Stored records
——

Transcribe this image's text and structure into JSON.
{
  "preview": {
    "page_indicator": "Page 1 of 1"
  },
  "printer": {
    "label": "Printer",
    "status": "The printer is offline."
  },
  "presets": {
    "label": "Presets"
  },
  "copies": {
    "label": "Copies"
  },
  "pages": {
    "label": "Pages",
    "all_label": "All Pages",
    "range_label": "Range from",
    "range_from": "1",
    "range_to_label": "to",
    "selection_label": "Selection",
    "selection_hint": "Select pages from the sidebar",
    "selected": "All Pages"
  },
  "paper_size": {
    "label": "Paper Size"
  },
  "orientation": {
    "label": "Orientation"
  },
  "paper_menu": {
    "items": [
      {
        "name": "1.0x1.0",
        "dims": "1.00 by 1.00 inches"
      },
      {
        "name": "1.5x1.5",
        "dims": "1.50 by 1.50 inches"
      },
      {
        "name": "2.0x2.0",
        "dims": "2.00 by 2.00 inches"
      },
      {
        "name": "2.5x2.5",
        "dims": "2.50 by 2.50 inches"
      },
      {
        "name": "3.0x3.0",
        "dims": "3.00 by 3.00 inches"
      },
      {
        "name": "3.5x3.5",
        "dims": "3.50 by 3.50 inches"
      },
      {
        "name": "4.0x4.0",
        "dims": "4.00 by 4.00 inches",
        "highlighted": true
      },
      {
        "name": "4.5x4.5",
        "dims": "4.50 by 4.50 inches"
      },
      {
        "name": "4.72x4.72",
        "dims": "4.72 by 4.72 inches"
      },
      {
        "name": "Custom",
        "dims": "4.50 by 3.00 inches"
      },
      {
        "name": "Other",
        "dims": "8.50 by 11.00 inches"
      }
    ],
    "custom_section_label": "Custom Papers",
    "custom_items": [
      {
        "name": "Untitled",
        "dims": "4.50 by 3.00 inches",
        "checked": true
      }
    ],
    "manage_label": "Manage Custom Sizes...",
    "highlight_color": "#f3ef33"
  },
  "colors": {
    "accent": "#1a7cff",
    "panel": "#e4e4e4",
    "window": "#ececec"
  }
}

——

* INSTRUCTION
Look through the records and gather each line with the word "dims".

* THE ANSWER
        "dims": "1.00 by 1.00 inches"
        "dims": "1.50 by 1.50 inches"
        "dims": "2.00 by 2.00 inches"
        "dims": "2.50 by 2.50 inches"
        "dims": "3.00 by 3.00 inches"
        "dims": "3.50 by 3.50 inches"
        "dims": "4.00 by 4.00 inches",
        "dims": "4.50 by 4.50 inches"
        "dims": "4.72 by 4.72 inches"
        "dims": "4.50 by 3.00 inches"
        "dims": "8.50 by 11.00 inches"
        "dims": "4.50 by 3.00 inches",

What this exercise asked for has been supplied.